● Input for this task
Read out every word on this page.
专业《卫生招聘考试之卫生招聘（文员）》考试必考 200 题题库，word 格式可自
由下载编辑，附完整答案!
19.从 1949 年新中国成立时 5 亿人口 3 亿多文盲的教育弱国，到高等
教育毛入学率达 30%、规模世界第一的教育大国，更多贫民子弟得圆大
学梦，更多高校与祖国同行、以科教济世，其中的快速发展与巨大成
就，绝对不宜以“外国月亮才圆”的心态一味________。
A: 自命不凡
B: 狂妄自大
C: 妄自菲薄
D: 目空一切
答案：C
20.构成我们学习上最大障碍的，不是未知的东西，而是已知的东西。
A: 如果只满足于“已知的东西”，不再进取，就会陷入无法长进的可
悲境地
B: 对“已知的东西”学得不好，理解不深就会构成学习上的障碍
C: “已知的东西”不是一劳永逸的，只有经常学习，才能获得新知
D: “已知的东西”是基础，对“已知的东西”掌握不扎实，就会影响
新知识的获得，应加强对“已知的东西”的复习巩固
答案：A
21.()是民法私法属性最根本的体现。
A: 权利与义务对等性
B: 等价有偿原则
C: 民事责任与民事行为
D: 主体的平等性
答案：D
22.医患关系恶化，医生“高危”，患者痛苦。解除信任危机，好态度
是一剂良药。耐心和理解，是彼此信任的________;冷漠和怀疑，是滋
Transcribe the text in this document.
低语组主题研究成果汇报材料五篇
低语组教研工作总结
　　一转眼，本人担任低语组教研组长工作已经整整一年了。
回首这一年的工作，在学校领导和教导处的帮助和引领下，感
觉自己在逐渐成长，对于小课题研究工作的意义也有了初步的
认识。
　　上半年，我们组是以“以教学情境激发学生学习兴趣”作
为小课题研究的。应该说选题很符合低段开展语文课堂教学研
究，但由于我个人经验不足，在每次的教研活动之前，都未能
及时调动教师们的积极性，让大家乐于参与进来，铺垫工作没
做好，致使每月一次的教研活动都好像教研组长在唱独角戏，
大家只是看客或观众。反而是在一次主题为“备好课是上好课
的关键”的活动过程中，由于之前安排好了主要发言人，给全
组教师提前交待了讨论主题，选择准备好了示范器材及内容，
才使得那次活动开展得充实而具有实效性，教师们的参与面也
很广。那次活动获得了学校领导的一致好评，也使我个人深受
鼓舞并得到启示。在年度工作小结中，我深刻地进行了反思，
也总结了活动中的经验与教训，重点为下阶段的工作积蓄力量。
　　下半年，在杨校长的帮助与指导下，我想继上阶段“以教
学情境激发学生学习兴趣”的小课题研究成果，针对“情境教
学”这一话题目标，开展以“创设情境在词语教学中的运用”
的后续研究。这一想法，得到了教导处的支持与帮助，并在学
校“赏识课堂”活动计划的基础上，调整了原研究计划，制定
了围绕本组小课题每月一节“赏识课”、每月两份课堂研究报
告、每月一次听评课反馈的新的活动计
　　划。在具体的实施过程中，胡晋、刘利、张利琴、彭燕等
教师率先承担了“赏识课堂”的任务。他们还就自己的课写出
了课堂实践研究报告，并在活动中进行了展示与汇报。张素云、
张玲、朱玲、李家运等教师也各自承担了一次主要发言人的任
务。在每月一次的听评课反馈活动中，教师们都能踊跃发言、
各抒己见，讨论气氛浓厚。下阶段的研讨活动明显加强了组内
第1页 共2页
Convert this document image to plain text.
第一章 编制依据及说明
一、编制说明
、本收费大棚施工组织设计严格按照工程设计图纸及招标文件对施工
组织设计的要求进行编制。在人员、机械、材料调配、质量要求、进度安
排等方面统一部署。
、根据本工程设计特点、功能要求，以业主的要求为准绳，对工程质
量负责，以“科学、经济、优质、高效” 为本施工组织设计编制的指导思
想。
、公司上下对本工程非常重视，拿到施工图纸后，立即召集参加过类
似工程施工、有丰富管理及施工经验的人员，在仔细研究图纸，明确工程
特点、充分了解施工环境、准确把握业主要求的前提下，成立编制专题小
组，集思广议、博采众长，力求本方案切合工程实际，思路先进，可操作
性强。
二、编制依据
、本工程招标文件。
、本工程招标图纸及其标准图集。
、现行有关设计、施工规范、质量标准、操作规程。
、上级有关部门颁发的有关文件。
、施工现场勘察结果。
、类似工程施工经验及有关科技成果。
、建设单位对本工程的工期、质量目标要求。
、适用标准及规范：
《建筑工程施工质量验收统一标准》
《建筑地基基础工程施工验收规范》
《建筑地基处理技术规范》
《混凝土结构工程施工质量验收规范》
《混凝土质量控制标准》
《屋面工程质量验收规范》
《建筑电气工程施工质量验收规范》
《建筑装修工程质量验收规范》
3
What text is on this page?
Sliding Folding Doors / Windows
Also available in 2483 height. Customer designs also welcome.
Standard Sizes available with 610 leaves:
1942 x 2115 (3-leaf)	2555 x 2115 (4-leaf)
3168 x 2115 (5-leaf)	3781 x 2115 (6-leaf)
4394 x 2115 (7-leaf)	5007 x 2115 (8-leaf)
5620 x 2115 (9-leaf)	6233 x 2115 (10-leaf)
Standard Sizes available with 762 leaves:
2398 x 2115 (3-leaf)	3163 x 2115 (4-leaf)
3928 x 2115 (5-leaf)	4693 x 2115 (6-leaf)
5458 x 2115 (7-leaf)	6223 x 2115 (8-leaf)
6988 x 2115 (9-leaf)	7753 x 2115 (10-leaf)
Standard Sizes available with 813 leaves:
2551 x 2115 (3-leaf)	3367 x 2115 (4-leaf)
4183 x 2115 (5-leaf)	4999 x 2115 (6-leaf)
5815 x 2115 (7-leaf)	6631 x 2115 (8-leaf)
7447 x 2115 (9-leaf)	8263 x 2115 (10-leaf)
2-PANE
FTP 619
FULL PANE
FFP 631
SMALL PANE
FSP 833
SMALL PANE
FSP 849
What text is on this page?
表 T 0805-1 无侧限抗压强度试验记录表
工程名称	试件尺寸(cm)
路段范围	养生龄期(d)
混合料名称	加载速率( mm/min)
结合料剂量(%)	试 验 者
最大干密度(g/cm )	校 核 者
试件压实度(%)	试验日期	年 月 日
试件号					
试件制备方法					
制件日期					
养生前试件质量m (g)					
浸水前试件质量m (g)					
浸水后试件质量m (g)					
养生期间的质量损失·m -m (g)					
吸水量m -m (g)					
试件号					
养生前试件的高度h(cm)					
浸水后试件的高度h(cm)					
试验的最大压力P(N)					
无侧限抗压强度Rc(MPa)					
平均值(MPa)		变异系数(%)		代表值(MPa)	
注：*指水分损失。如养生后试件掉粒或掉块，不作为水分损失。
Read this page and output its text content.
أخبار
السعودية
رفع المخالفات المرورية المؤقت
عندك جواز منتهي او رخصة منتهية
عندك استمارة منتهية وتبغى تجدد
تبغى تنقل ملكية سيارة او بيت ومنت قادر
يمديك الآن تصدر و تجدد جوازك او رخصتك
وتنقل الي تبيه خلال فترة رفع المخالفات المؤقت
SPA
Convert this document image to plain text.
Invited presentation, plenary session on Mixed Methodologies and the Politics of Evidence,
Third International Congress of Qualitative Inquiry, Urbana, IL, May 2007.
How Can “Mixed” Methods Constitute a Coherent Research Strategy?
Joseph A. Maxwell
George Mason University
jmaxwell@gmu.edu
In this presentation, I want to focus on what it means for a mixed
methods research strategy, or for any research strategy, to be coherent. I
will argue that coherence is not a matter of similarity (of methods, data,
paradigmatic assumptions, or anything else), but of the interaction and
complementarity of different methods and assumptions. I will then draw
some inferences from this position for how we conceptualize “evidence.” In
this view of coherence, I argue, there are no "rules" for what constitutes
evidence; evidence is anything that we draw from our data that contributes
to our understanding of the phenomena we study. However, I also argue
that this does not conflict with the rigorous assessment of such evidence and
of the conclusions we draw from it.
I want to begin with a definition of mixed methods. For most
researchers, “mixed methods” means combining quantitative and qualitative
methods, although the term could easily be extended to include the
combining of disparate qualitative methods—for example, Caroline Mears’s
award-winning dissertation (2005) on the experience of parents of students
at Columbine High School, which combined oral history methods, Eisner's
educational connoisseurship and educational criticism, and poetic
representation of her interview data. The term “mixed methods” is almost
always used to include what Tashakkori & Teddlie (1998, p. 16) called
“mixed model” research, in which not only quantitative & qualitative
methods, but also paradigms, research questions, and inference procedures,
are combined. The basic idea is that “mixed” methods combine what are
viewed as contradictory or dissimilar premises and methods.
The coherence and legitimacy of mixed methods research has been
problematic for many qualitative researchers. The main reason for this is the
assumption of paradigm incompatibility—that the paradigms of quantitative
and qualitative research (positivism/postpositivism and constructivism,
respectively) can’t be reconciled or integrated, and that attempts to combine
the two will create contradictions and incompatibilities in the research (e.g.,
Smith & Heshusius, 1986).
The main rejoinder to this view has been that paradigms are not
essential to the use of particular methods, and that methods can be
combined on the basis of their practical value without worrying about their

● Written exercise
Extract every line above that contains the word "تجدد".

● Answer to the problem
عندك استمارة منتهية وتبغى تجدد
يمديك الآن تصدر و تجدد جوازك او رخصتك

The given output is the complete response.